Data for the task >>
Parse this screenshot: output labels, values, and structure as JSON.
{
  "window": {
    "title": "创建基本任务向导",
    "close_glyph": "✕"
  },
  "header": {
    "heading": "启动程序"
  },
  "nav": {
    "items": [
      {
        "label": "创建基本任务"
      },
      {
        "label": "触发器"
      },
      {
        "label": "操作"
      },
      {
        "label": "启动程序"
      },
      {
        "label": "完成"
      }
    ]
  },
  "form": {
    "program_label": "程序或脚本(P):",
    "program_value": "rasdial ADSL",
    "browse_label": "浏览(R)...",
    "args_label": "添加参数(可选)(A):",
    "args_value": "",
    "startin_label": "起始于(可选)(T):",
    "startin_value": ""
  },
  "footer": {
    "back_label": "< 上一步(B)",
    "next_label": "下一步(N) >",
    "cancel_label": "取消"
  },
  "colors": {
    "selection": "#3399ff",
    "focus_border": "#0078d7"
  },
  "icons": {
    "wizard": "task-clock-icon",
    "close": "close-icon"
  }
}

Short task >> Quote the material exactly, leaving nothing out.

The reply >>
Parse this screenshot: output labels, values, and structure as JSON.
{
  "window": {
    "title": "创建基本任务向导",
    "close_glyph": "✕"
  },
  "header": {
    "heading": "启动程序"
  },
  "nav": {
    "items": [
      {
        "label": "创建基本任务"
      },
      {
        "label": "触发器"
      },
      {
        "label": "操作"
      },
      {
        "label": "启动程序"
      },
      {
        "label": "完成"
      }
    ]
  },
  "form": {
    "program_label": "程序或脚本(P):",
    "program_value": "rasdial ADSL",
    "browse_label": "浏览(R)...",
    "args_label": "添加参数(可选)(A):",
    "args_value": "",
    "startin_label": "起始于(可选)(T):",
    "startin_value": ""
  },
  "footer": {
    "back_label": "< 上一步(B)",
    "next_label": "下一步(N) >",
    "cancel_label": "取消"
  },
  "colors": {
    "selection": "#3399ff",
    "focus_border": "#0078d7"
  },
  "icons": {
    "wizard": "task-clock-icon",
    "close": "close-icon"
  }
}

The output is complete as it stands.